* _Work to be completed_:
Search the records for the word "name" and report each line that has it.

* _Items_:
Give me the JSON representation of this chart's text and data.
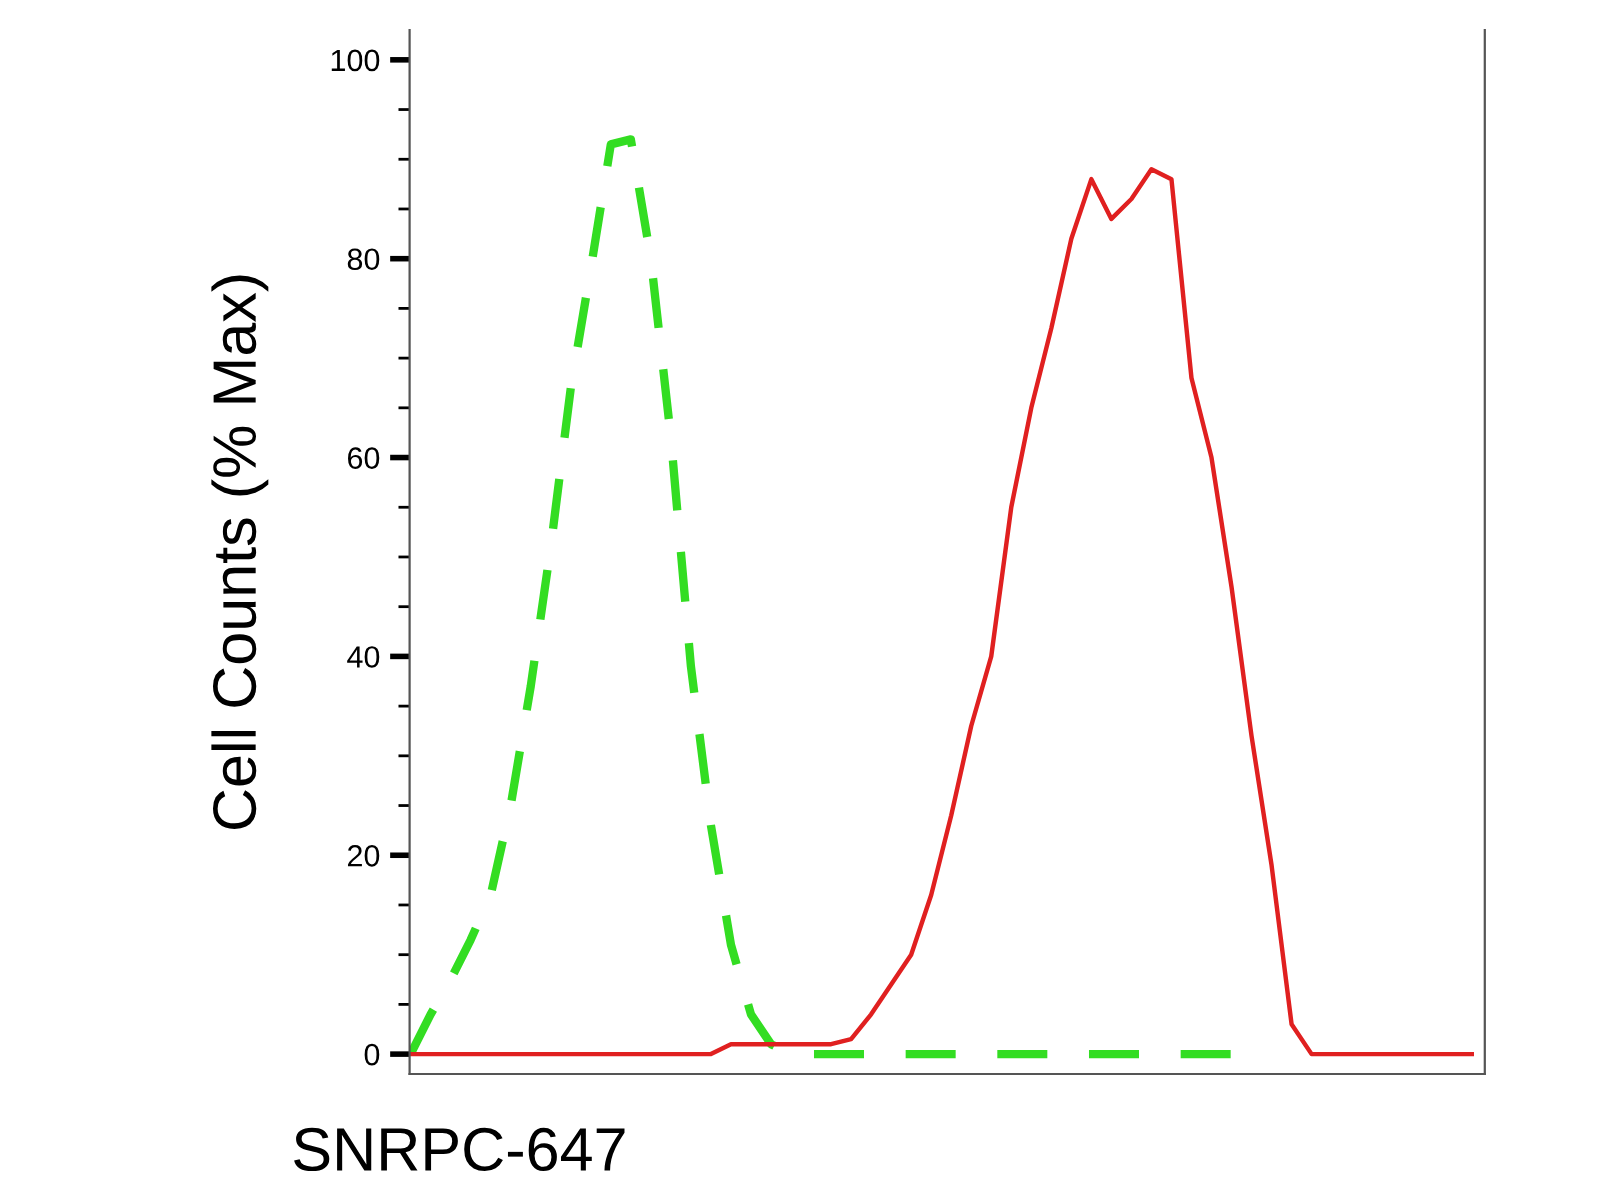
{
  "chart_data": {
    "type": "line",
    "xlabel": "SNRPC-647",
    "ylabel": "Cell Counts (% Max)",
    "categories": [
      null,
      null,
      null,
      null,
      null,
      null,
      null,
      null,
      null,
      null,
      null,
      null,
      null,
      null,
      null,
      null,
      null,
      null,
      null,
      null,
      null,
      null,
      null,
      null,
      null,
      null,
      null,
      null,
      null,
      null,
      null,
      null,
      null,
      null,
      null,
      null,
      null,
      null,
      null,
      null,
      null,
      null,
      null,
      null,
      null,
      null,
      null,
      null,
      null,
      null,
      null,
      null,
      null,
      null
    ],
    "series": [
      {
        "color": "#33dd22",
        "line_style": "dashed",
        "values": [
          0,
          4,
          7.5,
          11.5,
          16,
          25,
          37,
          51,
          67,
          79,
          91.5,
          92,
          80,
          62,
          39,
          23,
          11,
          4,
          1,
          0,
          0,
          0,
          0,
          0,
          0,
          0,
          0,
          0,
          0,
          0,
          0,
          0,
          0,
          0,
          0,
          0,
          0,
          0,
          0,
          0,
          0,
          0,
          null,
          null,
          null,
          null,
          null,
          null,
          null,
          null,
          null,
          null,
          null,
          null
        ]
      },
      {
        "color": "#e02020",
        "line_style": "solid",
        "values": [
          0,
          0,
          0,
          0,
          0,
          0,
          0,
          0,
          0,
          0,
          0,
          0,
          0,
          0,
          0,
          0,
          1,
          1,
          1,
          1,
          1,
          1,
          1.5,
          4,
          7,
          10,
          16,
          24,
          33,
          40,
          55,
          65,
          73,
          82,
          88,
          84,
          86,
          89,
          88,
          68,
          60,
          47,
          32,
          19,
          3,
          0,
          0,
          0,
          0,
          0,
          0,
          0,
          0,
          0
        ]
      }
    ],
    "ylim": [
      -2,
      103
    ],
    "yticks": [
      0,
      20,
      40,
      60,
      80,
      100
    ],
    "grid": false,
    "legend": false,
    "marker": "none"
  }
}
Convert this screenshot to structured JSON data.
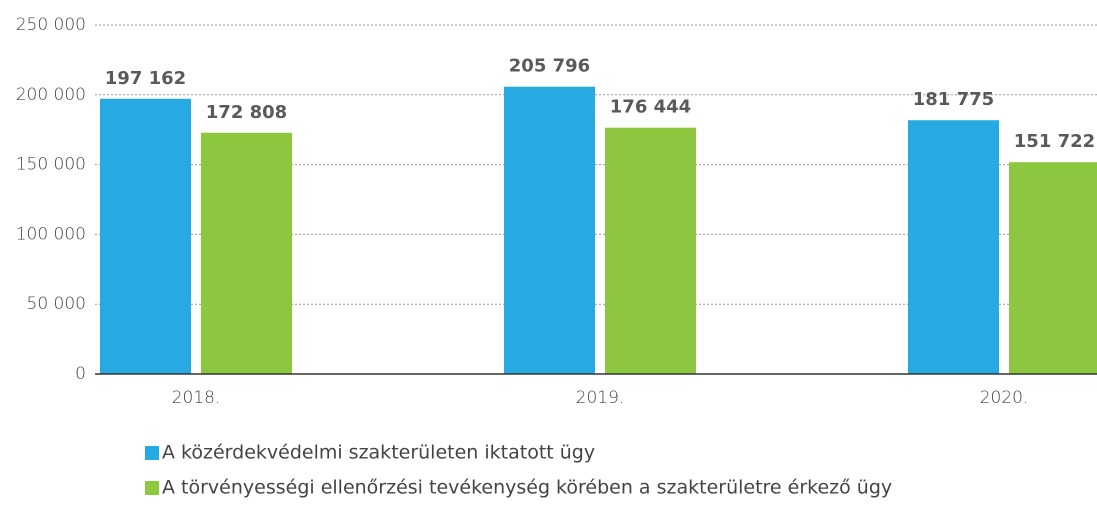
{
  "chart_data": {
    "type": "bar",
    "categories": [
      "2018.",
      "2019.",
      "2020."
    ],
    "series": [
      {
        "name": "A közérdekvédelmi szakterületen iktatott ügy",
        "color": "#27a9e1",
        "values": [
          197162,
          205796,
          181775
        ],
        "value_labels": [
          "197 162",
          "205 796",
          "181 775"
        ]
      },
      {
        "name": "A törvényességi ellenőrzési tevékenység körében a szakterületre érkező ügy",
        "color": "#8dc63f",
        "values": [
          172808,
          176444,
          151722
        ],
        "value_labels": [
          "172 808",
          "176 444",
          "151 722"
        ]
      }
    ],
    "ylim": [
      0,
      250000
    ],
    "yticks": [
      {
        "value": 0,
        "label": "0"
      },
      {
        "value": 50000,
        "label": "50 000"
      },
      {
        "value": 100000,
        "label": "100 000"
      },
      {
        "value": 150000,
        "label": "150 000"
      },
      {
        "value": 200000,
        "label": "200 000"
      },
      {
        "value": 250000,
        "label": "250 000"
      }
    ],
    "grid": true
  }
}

...

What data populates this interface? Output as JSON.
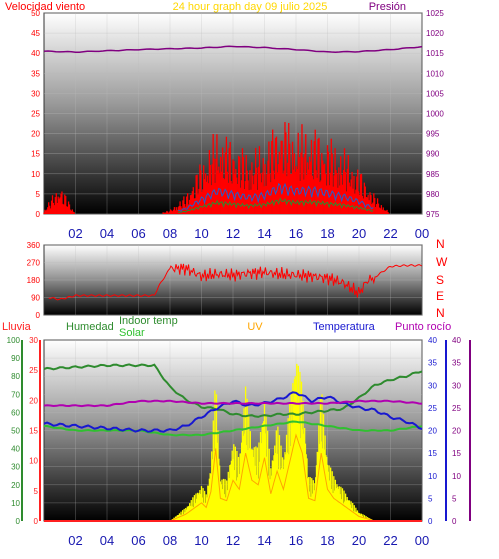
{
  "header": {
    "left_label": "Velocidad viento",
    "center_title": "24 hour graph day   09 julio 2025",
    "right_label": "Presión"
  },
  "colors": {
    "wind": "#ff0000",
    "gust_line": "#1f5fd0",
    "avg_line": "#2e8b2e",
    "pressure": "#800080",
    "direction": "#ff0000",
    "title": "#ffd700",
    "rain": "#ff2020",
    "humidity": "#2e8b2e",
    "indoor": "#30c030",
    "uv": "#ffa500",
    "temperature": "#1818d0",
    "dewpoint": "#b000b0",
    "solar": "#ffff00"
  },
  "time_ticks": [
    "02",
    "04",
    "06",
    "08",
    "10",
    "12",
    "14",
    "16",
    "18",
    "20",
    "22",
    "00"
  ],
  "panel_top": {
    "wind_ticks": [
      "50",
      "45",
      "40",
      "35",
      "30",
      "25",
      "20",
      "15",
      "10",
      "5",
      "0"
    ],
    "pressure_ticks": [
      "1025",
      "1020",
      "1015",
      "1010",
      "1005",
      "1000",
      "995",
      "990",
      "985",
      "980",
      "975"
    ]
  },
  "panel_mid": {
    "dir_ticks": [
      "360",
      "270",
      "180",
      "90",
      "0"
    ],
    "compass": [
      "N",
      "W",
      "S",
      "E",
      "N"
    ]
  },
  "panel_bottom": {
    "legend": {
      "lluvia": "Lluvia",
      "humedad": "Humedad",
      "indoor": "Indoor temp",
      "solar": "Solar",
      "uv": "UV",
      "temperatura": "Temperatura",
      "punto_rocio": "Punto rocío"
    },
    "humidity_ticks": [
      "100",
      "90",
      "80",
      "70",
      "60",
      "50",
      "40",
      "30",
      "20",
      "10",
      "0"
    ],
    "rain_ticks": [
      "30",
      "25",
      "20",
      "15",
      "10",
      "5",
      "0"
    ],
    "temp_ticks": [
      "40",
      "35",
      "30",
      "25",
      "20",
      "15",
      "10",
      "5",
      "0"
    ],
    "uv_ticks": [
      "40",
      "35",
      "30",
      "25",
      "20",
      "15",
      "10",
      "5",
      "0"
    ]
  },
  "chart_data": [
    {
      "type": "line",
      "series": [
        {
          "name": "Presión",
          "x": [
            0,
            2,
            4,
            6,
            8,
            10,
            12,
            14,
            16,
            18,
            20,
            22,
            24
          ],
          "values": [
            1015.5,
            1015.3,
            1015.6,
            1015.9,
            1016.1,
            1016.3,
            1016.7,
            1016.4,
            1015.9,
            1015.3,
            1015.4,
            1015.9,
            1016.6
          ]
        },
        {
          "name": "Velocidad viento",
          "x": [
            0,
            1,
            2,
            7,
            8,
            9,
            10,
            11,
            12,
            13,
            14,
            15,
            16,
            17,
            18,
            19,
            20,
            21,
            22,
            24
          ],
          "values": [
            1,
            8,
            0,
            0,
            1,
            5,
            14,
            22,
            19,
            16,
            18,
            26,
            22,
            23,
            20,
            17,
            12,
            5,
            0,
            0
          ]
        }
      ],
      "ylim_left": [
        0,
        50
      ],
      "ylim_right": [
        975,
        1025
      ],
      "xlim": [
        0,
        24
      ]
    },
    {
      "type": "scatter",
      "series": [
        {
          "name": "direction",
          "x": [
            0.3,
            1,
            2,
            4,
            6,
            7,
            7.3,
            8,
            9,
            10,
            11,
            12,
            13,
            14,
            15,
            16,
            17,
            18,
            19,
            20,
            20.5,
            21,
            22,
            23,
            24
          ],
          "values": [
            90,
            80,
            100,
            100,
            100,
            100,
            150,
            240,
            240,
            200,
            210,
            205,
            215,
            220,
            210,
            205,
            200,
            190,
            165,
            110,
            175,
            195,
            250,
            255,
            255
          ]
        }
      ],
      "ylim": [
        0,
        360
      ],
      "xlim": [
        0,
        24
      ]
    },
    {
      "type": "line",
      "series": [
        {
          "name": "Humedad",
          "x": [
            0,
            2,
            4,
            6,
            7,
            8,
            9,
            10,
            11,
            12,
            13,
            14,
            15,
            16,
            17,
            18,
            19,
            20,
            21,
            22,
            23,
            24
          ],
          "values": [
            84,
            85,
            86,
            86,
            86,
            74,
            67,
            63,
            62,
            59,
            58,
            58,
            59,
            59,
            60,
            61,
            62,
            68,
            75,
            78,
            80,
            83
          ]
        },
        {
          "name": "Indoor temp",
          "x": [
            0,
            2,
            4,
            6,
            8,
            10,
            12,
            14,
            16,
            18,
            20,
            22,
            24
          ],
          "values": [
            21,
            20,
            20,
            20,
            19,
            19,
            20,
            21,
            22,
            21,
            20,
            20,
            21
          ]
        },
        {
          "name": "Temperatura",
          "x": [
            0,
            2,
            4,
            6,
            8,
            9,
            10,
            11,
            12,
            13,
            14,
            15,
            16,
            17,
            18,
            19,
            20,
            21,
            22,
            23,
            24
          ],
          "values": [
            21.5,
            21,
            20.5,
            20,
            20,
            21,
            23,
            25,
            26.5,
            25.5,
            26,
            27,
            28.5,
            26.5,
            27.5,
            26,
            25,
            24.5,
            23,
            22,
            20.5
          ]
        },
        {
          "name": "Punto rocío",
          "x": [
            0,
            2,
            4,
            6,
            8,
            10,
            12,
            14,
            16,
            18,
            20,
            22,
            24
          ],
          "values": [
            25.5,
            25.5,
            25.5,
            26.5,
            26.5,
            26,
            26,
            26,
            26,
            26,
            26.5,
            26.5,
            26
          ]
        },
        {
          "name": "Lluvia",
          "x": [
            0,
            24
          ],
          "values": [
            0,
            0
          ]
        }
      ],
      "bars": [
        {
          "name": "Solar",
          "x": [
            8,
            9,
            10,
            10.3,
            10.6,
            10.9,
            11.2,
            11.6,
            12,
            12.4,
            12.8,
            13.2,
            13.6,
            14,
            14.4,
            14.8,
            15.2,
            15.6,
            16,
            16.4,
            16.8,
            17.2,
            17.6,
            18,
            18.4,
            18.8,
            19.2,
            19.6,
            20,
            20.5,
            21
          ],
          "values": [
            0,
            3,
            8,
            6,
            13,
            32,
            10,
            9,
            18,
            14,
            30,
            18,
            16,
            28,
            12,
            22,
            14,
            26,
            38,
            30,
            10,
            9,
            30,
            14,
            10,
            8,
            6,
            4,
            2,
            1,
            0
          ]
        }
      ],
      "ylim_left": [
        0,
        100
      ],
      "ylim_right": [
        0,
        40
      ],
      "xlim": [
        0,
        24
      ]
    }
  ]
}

* _Completed exercise_:
        "name": "A közérdekvédelmi szakterületen iktatott ügy",
        "name": "A törvényességi ellenőrzési tevékenység körében a szakterületre érkező ügy",
          "name": "Presión",
          "name": "Velocidad viento",
          "name": "direction",
          "name": "Humedad",
          "name": "Indoor temp",
          "name": "Temperatura",
          "name": "Punto rocío",
          "name": "Lluvia",
          "name": "Solar",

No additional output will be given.